**Written problem**. Only lines with the string "CTMS" matter here; gather them from the material below.

**Source material**.
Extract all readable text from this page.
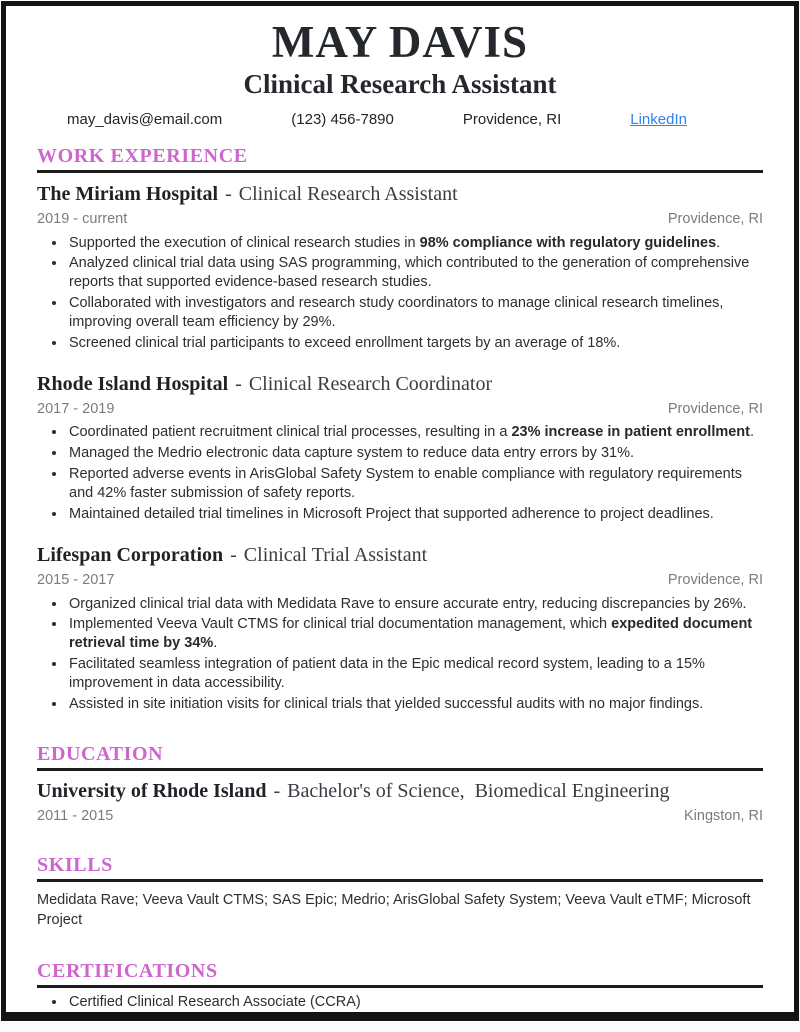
MAY DAVIS
Clinical Research Assistant
may_davis@email.com	(123) 456-7890	Providence, RI	LinkedIn
WORK EXPERIENCE
The Miriam Hospital - Clinical Research Assistant
2019 - current	Providence, RI
• Supported the execution of clinical research studies in 98% compliance with regulatory guidelines.
• Analyzed clinical trial data using SAS programming, which contributed to the generation of comprehensive reports that supported evidence-based research studies.
• Collaborated with investigators and research study coordinators to manage clinical research timelines, improving overall team efficiency by 29%.
• Screened clinical trial participants to exceed enrollment targets by an average of 18%.
Rhode Island Hospital - Clinical Research Coordinator
2017 - 2019	Providence, RI
• Coordinated patient recruitment clinical trial processes, resulting in a 23% increase in patient enrollment.
• Managed the Medrio electronic data capture system to reduce data entry errors by 31%.
• Reported adverse events in ArisGlobal Safety System to enable compliance with regulatory requirements and 42% faster submission of safety reports.
• Maintained detailed trial timelines in Microsoft Project that supported adherence to project deadlines.
Lifespan Corporation - Clinical Trial Assistant
2015 - 2017	Providence, RI
• Organized clinical trial data with Medidata Rave to ensure accurate entry, reducing discrepancies by 26%.
• Implemented Veeva Vault CTMS for clinical trial documentation management, which expedited document retrieval time by 34%.
• Facilitated seamless integration of patient data in the Epic medical record system, leading to a 15% improvement in data accessibility.
• Assisted in site initiation visits for clinical trials that yielded successful audits with no major findings.
EDUCATION
University of Rhode Island - Bachelor's of Science,  Biomedical Engineering
2011 - 2015	Kingston, RI
SKILLS

Medidata Rave; Veeva Vault CTMS; SAS Epic; Medrio; ArisGlobal Safety System; Veeva Vault eTMF; Microsoft Project

CERTIFICATIONS
• Certified Clinical Research Associate (CCRA)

**Reply**.
• Implemented Veeva Vault CTMS for clinical trial documentation management, which expedited document retrieval time by 34%.
Medidata Rave; Veeva Vault CTMS; SAS Epic; Medrio; ArisGlobal Safety System; Veeva Vault eTMF; Microsoft Project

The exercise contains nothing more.